> **Required work**: Quote the listing in full, exactly as given, minus any pictures.

Stored records
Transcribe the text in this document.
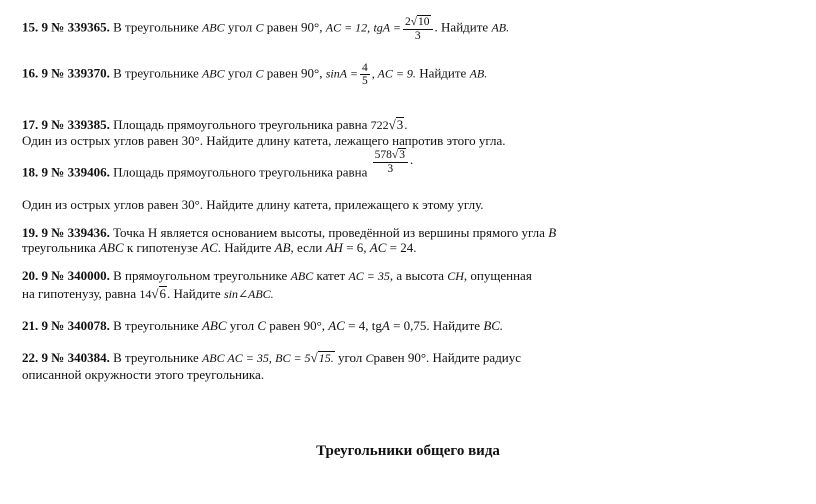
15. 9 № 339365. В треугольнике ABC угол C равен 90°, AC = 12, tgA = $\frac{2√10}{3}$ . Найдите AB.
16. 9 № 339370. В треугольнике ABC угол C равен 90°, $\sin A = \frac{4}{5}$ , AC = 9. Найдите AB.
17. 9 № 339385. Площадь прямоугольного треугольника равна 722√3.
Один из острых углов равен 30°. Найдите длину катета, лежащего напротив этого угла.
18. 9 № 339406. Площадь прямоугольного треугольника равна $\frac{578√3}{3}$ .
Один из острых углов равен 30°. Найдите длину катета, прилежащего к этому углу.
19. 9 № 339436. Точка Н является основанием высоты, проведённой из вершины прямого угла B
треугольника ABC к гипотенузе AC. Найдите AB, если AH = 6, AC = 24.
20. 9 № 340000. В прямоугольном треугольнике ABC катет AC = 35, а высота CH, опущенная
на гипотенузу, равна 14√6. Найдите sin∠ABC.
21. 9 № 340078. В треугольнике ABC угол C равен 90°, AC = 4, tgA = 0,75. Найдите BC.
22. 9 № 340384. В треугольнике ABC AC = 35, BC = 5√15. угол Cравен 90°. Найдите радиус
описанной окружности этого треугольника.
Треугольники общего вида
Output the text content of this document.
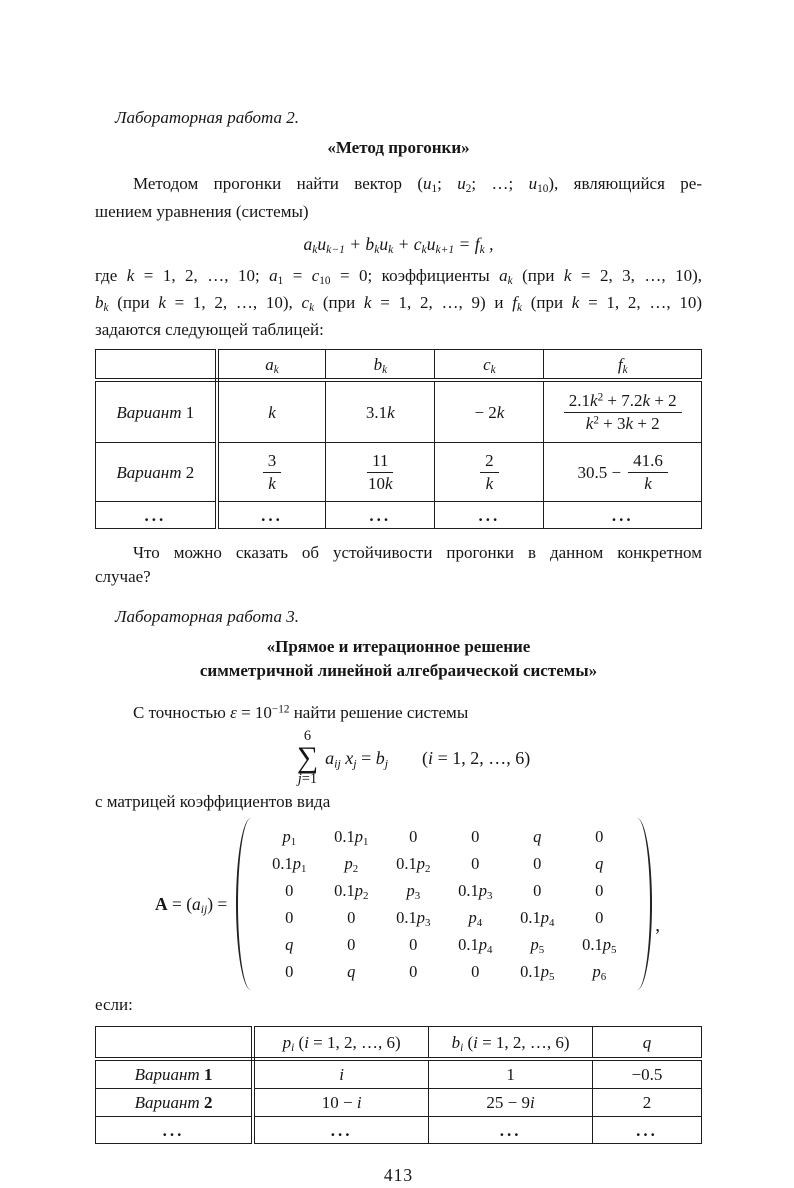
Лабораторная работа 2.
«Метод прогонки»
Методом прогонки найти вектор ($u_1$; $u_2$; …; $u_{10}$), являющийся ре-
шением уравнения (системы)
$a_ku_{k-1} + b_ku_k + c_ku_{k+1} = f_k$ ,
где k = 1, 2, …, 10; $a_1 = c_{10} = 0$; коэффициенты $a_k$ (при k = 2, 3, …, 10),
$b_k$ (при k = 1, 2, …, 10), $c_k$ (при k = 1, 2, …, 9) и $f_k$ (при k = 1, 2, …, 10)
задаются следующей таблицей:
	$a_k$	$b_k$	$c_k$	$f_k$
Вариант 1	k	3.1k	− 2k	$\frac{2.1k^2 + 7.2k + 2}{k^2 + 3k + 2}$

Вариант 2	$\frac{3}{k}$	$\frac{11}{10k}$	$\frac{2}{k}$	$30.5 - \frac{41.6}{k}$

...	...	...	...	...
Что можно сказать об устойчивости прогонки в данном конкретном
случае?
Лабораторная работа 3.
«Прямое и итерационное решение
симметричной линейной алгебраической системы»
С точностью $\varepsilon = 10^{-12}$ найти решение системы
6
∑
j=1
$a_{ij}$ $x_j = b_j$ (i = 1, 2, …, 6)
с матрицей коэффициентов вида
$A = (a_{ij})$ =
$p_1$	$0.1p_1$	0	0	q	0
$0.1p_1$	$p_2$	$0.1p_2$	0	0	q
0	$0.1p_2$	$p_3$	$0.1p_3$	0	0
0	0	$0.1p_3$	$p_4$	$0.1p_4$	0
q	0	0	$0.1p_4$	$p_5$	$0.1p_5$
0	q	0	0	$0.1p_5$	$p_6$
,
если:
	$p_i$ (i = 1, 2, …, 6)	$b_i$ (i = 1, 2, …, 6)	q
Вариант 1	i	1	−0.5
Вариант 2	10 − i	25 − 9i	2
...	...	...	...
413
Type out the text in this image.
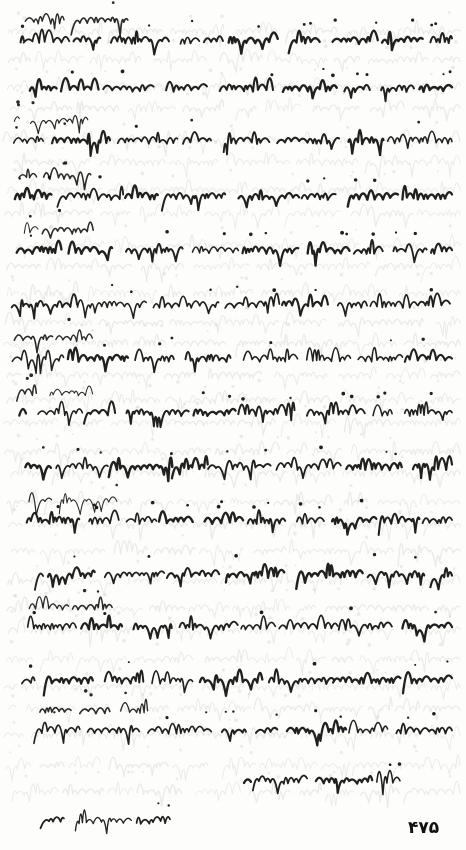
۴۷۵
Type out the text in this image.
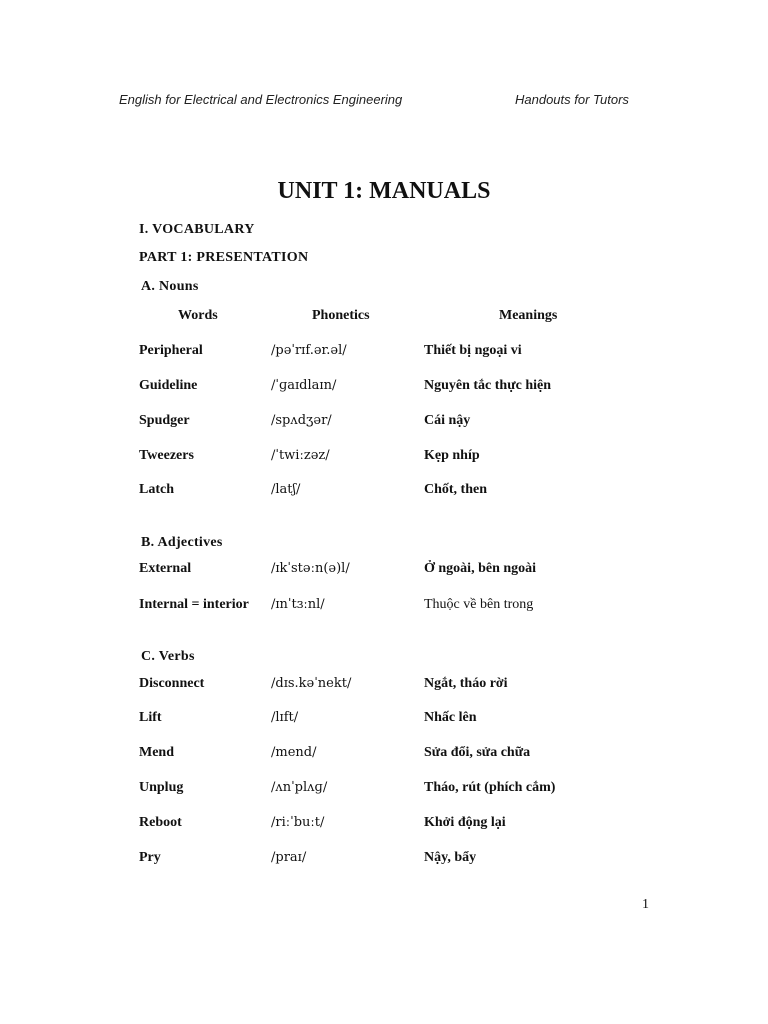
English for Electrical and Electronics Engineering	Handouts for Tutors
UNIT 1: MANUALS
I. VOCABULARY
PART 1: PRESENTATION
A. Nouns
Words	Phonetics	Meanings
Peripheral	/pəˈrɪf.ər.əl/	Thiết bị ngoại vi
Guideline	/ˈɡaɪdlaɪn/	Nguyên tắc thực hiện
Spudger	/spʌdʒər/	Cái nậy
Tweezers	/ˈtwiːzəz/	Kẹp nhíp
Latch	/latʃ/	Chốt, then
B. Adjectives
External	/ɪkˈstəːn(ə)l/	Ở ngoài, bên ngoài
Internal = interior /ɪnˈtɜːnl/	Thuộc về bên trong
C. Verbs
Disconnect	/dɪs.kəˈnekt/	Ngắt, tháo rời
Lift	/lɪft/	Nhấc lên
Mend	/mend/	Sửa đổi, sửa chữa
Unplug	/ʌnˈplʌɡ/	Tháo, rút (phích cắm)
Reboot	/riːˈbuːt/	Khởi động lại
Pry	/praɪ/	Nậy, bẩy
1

> **Response**:
Transcribe the text in this document.
15. 9 № 339365. В треугольнике ABC угол C равен 90°, AC = 12, tgA = $\frac{2√10}{3}$ . Найдите AB.
16. 9 № 339370. В треугольнике ABC угол C равен 90°, $\sin A = \frac{4}{5}$ , AC = 9. Найдите AB.
17. 9 № 339385. Площадь прямоугольного треугольника равна 722√3.
Один из острых углов равен 30°. Найдите длину катета, лежащего напротив этого угла.
18. 9 № 339406. Площадь прямоугольного треугольника равна $\frac{578√3}{3}$ .
Один из острых углов равен 30°. Найдите длину катета, прилежащего к этому углу.
19. 9 № 339436. Точка Н является основанием высоты, проведённой из вершины прямого угла B
треугольника ABC к гипотенузе AC. Найдите AB, если AH = 6, AC = 24.
20. 9 № 340000. В прямоугольном треугольнике ABC катет AC = 35, а высота CH, опущенная
на гипотенузу, равна 14√6. Найдите sin∠ABC.
21. 9 № 340078. В треугольнике ABC угол C равен 90°, AC = 4, tgA = 0,75. Найдите BC.
22. 9 № 340384. В треугольнике ABC AC = 35, BC = 5√15. угол Cравен 90°. Найдите радиус
описанной окружности этого треугольника.
Треугольники общего вида
Output the text content of this document.
Лабораторная работа 2.
«Метод прогонки»
Методом прогонки найти вектор ($u_1$; $u_2$; …; $u_{10}$), являющийся ре-
шением уравнения (системы)
$a_ku_{k-1} + b_ku_k + c_ku_{k+1} = f_k$ ,
где k = 1, 2, …, 10; $a_1 = c_{10} = 0$; коэффициенты $a_k$ (при k = 2, 3, …, 10),
$b_k$ (при k = 1, 2, …, 10), $c_k$ (при k = 1, 2, …, 9) и $f_k$ (при k = 1, 2, …, 10)
задаются следующей таблицей:
	$a_k$	$b_k$	$c_k$	$f_k$
Вариант 1	k	3.1k	− 2k	$\frac{2.1k^2 + 7.2k + 2}{k^2 + 3k + 2}$

Вариант 2	$\frac{3}{k}$	$\frac{11}{10k}$	$\frac{2}{k}$	$30.5 - \frac{41.6}{k}$

...	...	...	...	...
Что можно сказать об устойчивости прогонки в данном конкретном
случае?
Лабораторная работа 3.
«Прямое и итерационное решение
симметричной линейной алгебраической системы»
С точностью $\varepsilon = 10^{-12}$ найти решение системы
6
∑
j=1
$a_{ij}$ $x_j = b_j$ (i = 1, 2, …, 6)
с матрицей коэффициентов вида
$A = (a_{ij})$ =
$p_1$	$0.1p_1$	0	0	q	0
$0.1p_1$	$p_2$	$0.1p_2$	0	0	q
0	$0.1p_2$	$p_3$	$0.1p_3$	0	0
0	0	$0.1p_3$	$p_4$	$0.1p_4$	0
q	0	0	$0.1p_4$	$p_5$	$0.1p_5$
0	q	0	0	$0.1p_5$	$p_6$
,
если:
	$p_i$ (i = 1, 2, …, 6)	$b_i$ (i = 1, 2, …, 6)	q
Вариант 1	i	1	−0.5
Вариант 2	10 − i	25 − 9i	2
...	...	...	...
413
Type out the text in this image.
۴۷۵
Type out the text in this image.
English for Electrical and Electronics Engineering	Handouts for Tutors
UNIT 1: MANUALS
I. VOCABULARY
PART 1: PRESENTATION
A. Nouns
Words	Phonetics	Meanings
Peripheral	/pəˈrɪf.ər.əl/	Thiết bị ngoại vi
Guideline	/ˈɡaɪdlaɪn/	Nguyên tắc thực hiện
Spudger	/spʌdʒər/	Cái nậy
Tweezers	/ˈtwiːzəz/	Kẹp nhíp
Latch	/latʃ/	Chốt, then
B. Adjectives
External	/ɪkˈstəːn(ə)l/	Ở ngoài, bên ngoài
Internal = interior /ɪnˈtɜːnl/	Thuộc về bên trong
C. Verbs
Disconnect	/dɪs.kəˈnekt/	Ngắt, tháo rời
Lift	/lɪft/	Nhấc lên
Mend	/mend/	Sửa đổi, sửa chữa
Unplug	/ʌnˈplʌɡ/	Tháo, rút (phích cắm)
Reboot	/riːˈbuːt/	Khởi động lại
Pry	/praɪ/	Nậy, bẩy
1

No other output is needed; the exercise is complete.